◆ **Your objective**
In the entries below, find every line holding the string "کذائیہ" and collect it.
==================================================
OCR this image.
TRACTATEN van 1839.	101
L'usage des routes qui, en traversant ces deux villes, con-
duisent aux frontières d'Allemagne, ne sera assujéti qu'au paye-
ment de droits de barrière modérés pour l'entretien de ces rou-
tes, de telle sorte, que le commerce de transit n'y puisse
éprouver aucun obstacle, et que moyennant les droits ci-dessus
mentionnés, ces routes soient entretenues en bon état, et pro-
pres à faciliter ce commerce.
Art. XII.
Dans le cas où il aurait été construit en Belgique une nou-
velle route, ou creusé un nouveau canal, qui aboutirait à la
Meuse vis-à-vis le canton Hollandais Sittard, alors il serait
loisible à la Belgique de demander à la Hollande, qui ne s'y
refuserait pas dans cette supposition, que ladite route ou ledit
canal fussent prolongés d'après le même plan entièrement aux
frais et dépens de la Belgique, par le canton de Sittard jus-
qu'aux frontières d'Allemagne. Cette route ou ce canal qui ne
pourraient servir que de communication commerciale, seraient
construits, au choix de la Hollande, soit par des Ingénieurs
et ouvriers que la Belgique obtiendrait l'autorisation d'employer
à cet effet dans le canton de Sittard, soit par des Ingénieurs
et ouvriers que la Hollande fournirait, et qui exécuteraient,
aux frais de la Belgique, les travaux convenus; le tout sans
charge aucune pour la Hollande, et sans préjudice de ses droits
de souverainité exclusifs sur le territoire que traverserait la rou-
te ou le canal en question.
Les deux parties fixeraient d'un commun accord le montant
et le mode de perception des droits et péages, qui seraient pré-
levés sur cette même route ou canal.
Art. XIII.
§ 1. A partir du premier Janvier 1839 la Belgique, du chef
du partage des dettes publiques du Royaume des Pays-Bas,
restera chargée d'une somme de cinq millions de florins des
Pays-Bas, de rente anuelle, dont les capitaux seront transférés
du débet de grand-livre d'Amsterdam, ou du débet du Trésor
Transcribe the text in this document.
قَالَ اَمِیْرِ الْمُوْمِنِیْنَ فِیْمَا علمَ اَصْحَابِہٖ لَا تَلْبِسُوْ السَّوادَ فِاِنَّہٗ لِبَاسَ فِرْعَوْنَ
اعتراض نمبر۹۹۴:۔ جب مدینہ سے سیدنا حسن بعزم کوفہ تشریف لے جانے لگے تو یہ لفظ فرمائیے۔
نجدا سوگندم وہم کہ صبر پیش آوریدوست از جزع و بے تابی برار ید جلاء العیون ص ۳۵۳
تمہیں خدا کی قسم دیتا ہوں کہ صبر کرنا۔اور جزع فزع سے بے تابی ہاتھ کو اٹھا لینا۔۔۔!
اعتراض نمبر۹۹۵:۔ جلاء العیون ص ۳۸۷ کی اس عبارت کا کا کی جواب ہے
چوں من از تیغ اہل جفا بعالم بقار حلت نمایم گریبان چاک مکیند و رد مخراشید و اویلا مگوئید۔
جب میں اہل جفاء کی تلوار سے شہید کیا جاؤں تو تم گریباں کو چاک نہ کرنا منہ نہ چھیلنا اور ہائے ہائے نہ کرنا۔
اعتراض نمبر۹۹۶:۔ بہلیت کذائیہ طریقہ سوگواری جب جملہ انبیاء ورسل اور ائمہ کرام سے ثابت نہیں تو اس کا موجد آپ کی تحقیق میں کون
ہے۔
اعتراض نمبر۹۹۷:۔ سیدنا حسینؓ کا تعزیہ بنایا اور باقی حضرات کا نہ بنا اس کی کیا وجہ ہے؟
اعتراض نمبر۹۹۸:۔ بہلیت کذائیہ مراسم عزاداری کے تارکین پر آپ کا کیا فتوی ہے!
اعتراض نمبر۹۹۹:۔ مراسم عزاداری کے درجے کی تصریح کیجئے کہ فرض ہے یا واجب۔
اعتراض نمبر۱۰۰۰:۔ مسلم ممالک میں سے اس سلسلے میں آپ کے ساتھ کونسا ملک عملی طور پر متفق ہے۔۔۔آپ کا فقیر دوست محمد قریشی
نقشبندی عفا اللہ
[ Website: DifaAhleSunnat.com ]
==================================================
◆ **Result**
اعتراض نمبر۹۹۶:۔ بہلیت کذائیہ طریقہ سوگواری جب جملہ انبیاء ورسل اور ائمہ کرام سے ثابت نہیں تو اس کا موجد آپ کی تحقیق میں کون
اعتراض نمبر۹۹۸:۔ بہلیت کذائیہ مراسم عزاداری کے تارکین پر آپ کا کیا فتوی ہے!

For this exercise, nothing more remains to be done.